## AIM OF THE TASK
Say how many lines in the data below contain the word "Laboral", and give no other text.

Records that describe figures
★ ★ ★ ★

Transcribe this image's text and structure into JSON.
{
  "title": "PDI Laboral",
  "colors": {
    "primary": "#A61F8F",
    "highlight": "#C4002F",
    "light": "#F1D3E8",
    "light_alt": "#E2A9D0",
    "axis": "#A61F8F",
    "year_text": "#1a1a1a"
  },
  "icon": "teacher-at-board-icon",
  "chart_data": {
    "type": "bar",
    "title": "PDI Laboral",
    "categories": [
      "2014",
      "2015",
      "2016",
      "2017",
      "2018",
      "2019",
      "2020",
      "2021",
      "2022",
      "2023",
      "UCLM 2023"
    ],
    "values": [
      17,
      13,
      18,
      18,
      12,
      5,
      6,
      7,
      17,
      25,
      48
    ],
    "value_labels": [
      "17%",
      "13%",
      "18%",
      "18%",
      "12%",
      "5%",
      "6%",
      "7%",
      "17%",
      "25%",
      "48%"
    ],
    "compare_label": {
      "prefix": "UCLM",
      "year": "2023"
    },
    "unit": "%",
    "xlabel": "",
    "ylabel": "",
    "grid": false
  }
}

★ ★ ★ ★

## ANSWER TO THE PROBLEM
2